** start Source excerpt **

Best Jigsaw – Puzzling Out The Jigsaw
A jigsaw is an extremely versatile power tool. It is capable of cross cuts, ripping, straight and curved cuts, plunge cuts, beveling and mitres. The Best Jigsaw will allow you to cut freely and effortlessly through sheets of wood time and time again.
In a pinch it can be used instead of a number of other tools (but won’t give quite the same quality of finish or be as easy); these include a band saw, circular saw, scroll saw and router. They’re also pretty cheap tools so it’s likely you’ll pick one of these up before buying any of the more specialized tools above.
A jigsaw essentially consists of a motor with a reciprocating saw blade attached. The blade is quite possibly the most important part of this tool; different blade types will allow you to cut different materials and achieve differing levels of finish. More information on blades a bit later on.
There are plenty of jigsaw tools on the market to choose from. Luckily they are a pretty cheap power tool in comparison to others like a scroll saw or band saw. When choosing the best jigsaw the two main attributes that need to be considered are price and cutting quality.
The quality of the cut is mostly determined by the quality of the blades that you use. Obviously the quality of the jigsaw that you choose will also have a direct effect on how well it cuts but the blades that you use will probably have a bigger influence.
That said I would personally avoid most cheap power tools. They are cheap for a reason after all. Right now the Bosch JS470E has the best blend of quality, durability and cutting accuracy. Not only that it is one of the most powerful corded jigsaws that you can buy for a reasonable price.
Bosch JS470E 7 Amp
The JS470E is a top handle corded jigsaw from Bosch.
At 7 Amps it packs a powerful punch and should be more than capable of handling the majority of cutting jobs in either a home wood shop or on site at a contracting gig.
- Powerful 7 Amp motor
- Tool-less blade change
- Four different orbital-action settings for different type cuts
- Max speed setting and trigger controlled operating speed
- Heavy die cast foot
- One year warranty
It has an adjustable speed range and a max bevel cut angle of 45 degrees so it's a pretty versatile jigsaw tool. There is also four different settings for the orbital action of the blades. Being able to vary the orbital action can help immensely when it comes to cutting smooth or when you need to be a little more aggressive depending on the material.

** end Source excerpt **

- _Requests_
1/ Reproduce verbatim the passage of the jigsaw guide that begins with the words containing "A jigsaw essentially" and ends with "and cutting quality.".
2/ Write the next part of the jigsaw guide, picking up after its final sentence.
The entries that follow the jigsaw guide aren't needed for any task.

** start Data shown **

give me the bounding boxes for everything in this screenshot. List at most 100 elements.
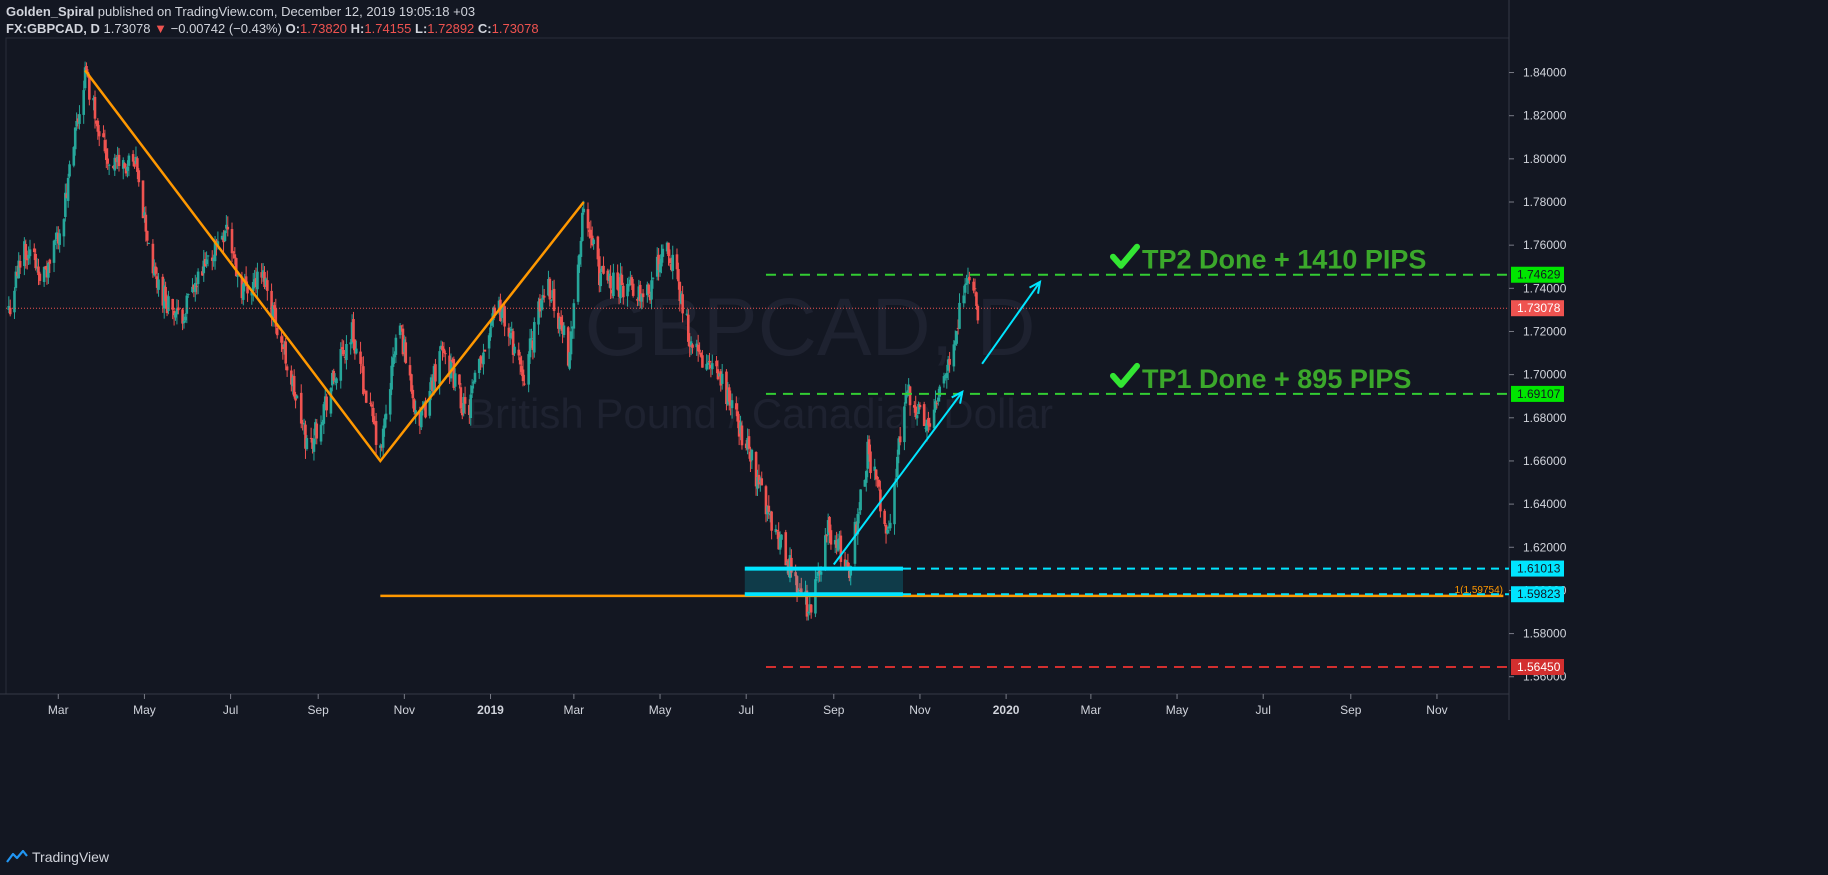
- author-name[interactable]: Golden_Spiral: [6, 4, 95, 19]
- candle: [508, 326, 512, 345]
- candle-body: [7, 306, 11, 310]
- candle-body: [589, 229, 593, 238]
- candle: [482, 343, 485, 375]
- candle: [503, 304, 506, 337]
- candle: [695, 339, 699, 356]
- candle-body: [648, 294, 652, 301]
- candle: [143, 206, 146, 223]
- candle: [768, 510, 772, 523]
- candle-body: [785, 562, 789, 564]
- time-axis[interactable]: Mar May Jul Sep Nov 2019 Mar May Jul Sep Nov 2020 Ma…: [48, 694, 1448, 717]
- candle-body: [280, 336, 283, 343]
- candle-body: [622, 285, 625, 298]
- candle: [756, 469, 759, 497]
- tradingview-logo[interactable]: TradingView: [6, 849, 109, 865]
- candle-body: [34, 253, 37, 269]
- candle: [393, 351, 396, 364]
- candle-body: [638, 284, 642, 302]
- candle-body: [846, 562, 850, 568]
- candle-body: [767, 505, 771, 513]
- candle-body: [126, 166, 129, 171]
- candle: [675, 248, 679, 280]
- candle: [914, 395, 918, 420]
- candle: [640, 293, 643, 310]
- candle-body: [670, 264, 673, 270]
- candle-body: [739, 422, 742, 434]
- candle-body: [848, 570, 851, 578]
- candle-body: [962, 295, 966, 304]
- drawings[interactable]: 1(1.59754) TP2 Done + 1410 PIPS TP1 Done +…: [6, 69, 1509, 669]
- candle: [698, 342, 701, 355]
- candle-body: [175, 308, 179, 315]
- candle: [863, 479, 867, 487]
- candle-body: [609, 275, 612, 289]
- candle-body: [897, 438, 901, 455]
- candle-body: [975, 292, 978, 306]
- candle: [145, 230, 149, 246]
- candle-body: [203, 259, 207, 267]
- candle-body: [309, 437, 313, 439]
- candle-body: [612, 272, 615, 297]
- candle: [25, 250, 29, 270]
- candle-body: [710, 363, 714, 370]
- symbol-name[interactable]: FX:GBPCAD, D: [6, 21, 100, 36]
- candle: [62, 218, 66, 247]
- candle-body: [819, 571, 823, 575]
- candle: [16, 265, 19, 279]
- candle-body: [617, 287, 621, 297]
- candle-body: [400, 325, 403, 327]
- candle: [339, 342, 343, 389]
- candle: [345, 335, 348, 370]
- price-axis[interactable]: 1.560001.580001.600001.620001.640001.660…: [1509, 66, 1567, 684]
- time-tick-label: May: [1166, 703, 1189, 717]
- candle: [770, 510, 773, 540]
- candle: [442, 342, 446, 358]
- candle: [147, 242, 150, 245]
- candle-body: [325, 396, 328, 411]
- candle: [291, 374, 295, 395]
- candle: [719, 369, 723, 392]
- candle: [388, 382, 392, 422]
- candle: [736, 403, 740, 429]
- candle-body: [222, 237, 225, 243]
- time-tick-label: Mar: [48, 703, 69, 717]
- candle-body: [441, 346, 444, 350]
- candle-body: [705, 363, 708, 370]
- candle: [181, 307, 184, 331]
- candle-body: [56, 233, 60, 244]
- candle: [867, 435, 871, 462]
- candle: [165, 294, 169, 317]
- candle: [314, 418, 317, 445]
- candle: [47, 261, 50, 284]
- candle: [323, 388, 327, 411]
- candle: [596, 235, 600, 267]
- candle-body: [157, 279, 160, 290]
- candle: [295, 394, 299, 399]
- candle: [747, 428, 751, 459]
- candle-body: [677, 269, 680, 282]
- candle-body: [414, 410, 417, 414]
- chart-frame: [0, 0, 1510, 720]
- candle-body: [261, 270, 265, 278]
- candle-body: [393, 354, 396, 358]
- time-tick-label: Nov: [909, 703, 930, 717]
- time-tick-label: May: [133, 703, 156, 717]
- candle: [14, 265, 18, 292]
- candle-body: [342, 349, 345, 355]
- candle-body: [815, 576, 819, 578]
- candle-body: [596, 236, 600, 260]
- candle: [133, 160, 136, 169]
- candle: [737, 413, 741, 446]
- candle-body: [401, 328, 405, 355]
- candle: [631, 278, 635, 298]
- candle-body: [709, 364, 713, 369]
- candle-body: [489, 327, 492, 338]
- candle-body: [829, 530, 833, 545]
- candle: [527, 351, 530, 393]
- candle-body: [291, 377, 295, 387]
- candle-body: [799, 588, 803, 596]
- symbol-legend: FX:GBPCAD, D 1.73078 ▼ −0.00742 (−0.43%)…: [6, 21, 539, 36]
- candle-body: [329, 388, 333, 414]
- candle: [411, 385, 415, 409]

** end Data shown **

- _Outputs for the tasks_
1/
A jigsaw essentially consists of a motor with a reciprocating saw blade attached. The blade is quite possibly the most important part of this tool; different blade types will allow you to cut different materials and achieve differing levels of finish. More information on blades a bit later on.
There are plenty of jigsaw tools on the market to choose from. Luckily they are a pretty cheap power tool in comparison to others like a scroll saw or band saw. When choosing the best jigsaw the two main attributes that need to be considered are price and cutting quality.

2/
The JS470E is one of the heaviest jigsaws here. All that weight makes it extra sturdy and smooth with minimal vibrations. The aluminum die-cast foot with steel insert helps keep the center of gravity low helping to keep the track of the saw true across the cutting surface.
Capable of cutting wood up to 5-7/8 inches thick, aluminum 7/8 inches and mild steel 3/8 inches thick depending on the quality of blades used.
Although the Bosch is a little on the high side for price compared to some of the others in our review it's the kind of power tool that is worth investing in i.e you should need to replace it as often as a cheaper model. It should last many years if looked after correctly.
See how the Bosch JS365 and JS470E compare in our head to head.
The best Jigsaw for the money you'll be making perfect cuts time and time again.
Porter Cable PC600JS 6 Amp
This budget jigsaw from Porter Cable is perfect for those that don't need to use a jigsaw every day. It is more than capable of handling the occasional job about the house.
Paired with a quality jigsaw blade it can comfortably cut to the usual thickness of woods that you'll be using for your woodworking projects at home.
The PC600JS has a 6 Amp motor. The speed from the motor is highly adjustable. There are seven different speed settings built into the trigger. No only is the speed adjustable but so too is the cutting action which is has four different orbital settings.
A cheap yet highly capable tool that can get the job done in a no fuss manner.
- 6 Amp motor
- Lock-on button for constant use
- Tool free blade change
- 3 year limited warranty
Dewalt DW331K 6.5 Amp
The Dewalt has a 6.5 Amp motor and and has a has the same 4-position orbital cutting action as the Bosch and Porter Cable above.
It is priced at a fairly similar price point to the Bosch but with slightly less power the Bosch has it beat.
It also lighter than the Bosch which when compared may give it a slightly less quality feel during usage..
The shoe and blade can be set at a variety of angles to help you gain greater accuracy when looking to make angled cuts. An integrated dust blower also helps keep your line of site clean and clear as you advance the saw forward.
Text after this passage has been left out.